▶ What you have to do: Print out each entry below exactly, please.

▶ Records for this task:

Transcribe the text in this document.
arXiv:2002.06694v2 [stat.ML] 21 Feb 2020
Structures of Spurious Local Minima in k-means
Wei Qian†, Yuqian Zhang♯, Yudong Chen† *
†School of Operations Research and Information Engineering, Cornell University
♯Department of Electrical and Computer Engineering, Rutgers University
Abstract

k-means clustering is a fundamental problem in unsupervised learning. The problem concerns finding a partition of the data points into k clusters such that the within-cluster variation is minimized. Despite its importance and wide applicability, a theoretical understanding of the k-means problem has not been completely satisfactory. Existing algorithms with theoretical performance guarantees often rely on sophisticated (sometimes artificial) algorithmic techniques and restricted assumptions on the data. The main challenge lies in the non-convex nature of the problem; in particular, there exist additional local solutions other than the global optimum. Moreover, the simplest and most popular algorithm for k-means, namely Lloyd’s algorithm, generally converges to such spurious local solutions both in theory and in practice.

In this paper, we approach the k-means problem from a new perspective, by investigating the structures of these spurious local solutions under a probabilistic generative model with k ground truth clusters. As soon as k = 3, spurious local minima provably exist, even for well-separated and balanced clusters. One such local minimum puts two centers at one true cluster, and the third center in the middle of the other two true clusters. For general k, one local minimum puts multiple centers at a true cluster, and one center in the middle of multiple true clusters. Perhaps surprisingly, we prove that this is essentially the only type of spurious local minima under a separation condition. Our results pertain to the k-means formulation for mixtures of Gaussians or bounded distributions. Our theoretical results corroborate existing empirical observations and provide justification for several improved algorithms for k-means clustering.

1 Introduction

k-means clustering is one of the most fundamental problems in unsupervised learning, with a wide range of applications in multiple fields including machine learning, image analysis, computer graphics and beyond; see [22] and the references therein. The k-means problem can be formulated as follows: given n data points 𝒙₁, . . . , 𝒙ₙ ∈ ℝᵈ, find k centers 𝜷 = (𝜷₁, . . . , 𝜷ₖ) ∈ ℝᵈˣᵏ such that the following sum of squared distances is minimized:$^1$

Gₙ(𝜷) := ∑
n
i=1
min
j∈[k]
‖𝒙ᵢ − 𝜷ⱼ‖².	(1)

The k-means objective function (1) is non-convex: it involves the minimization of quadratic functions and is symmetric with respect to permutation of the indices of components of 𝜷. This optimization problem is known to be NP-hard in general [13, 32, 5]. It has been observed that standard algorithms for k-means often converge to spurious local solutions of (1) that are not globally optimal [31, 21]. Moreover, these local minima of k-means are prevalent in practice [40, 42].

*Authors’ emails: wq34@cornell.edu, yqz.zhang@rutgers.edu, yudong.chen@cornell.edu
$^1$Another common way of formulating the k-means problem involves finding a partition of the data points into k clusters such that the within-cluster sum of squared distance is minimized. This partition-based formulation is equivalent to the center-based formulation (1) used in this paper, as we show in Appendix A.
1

▶ Reply:
Transcribe the text in this document.
arXiv:2002.06694v2 [stat.ML] 21 Feb 2020
Structures of Spurious Local Minima in k-means
Wei Qian†, Yuqian Zhang♯, Yudong Chen† *
†School of Operations Research and Information Engineering, Cornell University
♯Department of Electrical and Computer Engineering, Rutgers University
Abstract

k-means clustering is a fundamental problem in unsupervised learning. The problem concerns finding a partition of the data points into k clusters such that the within-cluster variation is minimized. Despite its importance and wide applicability, a theoretical understanding of the k-means problem has not been completely satisfactory. Existing algorithms with theoretical performance guarantees often rely on sophisticated (sometimes artificial) algorithmic techniques and restricted assumptions on the data. The main challenge lies in the non-convex nature of the problem; in particular, there exist additional local solutions other than the global optimum. Moreover, the simplest and most popular algorithm for k-means, namely Lloyd’s algorithm, generally converges to such spurious local solutions both in theory and in practice.

In this paper, we approach the k-means problem from a new perspective, by investigating the structures of these spurious local solutions under a probabilistic generative model with k ground truth clusters. As soon as k = 3, spurious local minima provably exist, even for well-separated and balanced clusters. One such local minimum puts two centers at one true cluster, and the third center in the middle of the other two true clusters. For general k, one local minimum puts multiple centers at a true cluster, and one center in the middle of multiple true clusters. Perhaps surprisingly, we prove that this is essentially the only type of spurious local minima under a separation condition. Our results pertain to the k-means formulation for mixtures of Gaussians or bounded distributions. Our theoretical results corroborate existing empirical observations and provide justification for several improved algorithms for k-means clustering.

1 Introduction

k-means clustering is one of the most fundamental problems in unsupervised learning, with a wide range of applications in multiple fields including machine learning, image analysis, computer graphics and beyond; see [22] and the references therein. The k-means problem can be formulated as follows: given n data points 𝒙₁, . . . , 𝒙ₙ ∈ ℝᵈ, find k centers 𝜷 = (𝜷₁, . . . , 𝜷ₖ) ∈ ℝᵈˣᵏ such that the following sum of squared distances is minimized:$^1$

Gₙ(𝜷) := ∑
n
i=1
min
j∈[k]
‖𝒙ᵢ − 𝜷ⱼ‖².	(1)

The k-means objective function (1) is non-convex: it involves the minimization of quadratic functions and is symmetric with respect to permutation of the indices of components of 𝜷. This optimization problem is known to be NP-hard in general [13, 32, 5]. It has been observed that standard algorithms for k-means often converge to spurious local solutions of (1) that are not globally optimal [31, 21]. Moreover, these local minima of k-means are prevalent in practice [40, 42].

*Authors’ emails: wq34@cornell.edu, yqz.zhang@rutgers.edu, yudong.chen@cornell.edu
$^1$Another common way of formulating the k-means problem involves finding a partition of the data points into k clusters such that the within-cluster sum of squared distance is minimized. This partition-based formulation is equivalent to the center-based formulation (1) used in this paper, as we show in Appendix A.
1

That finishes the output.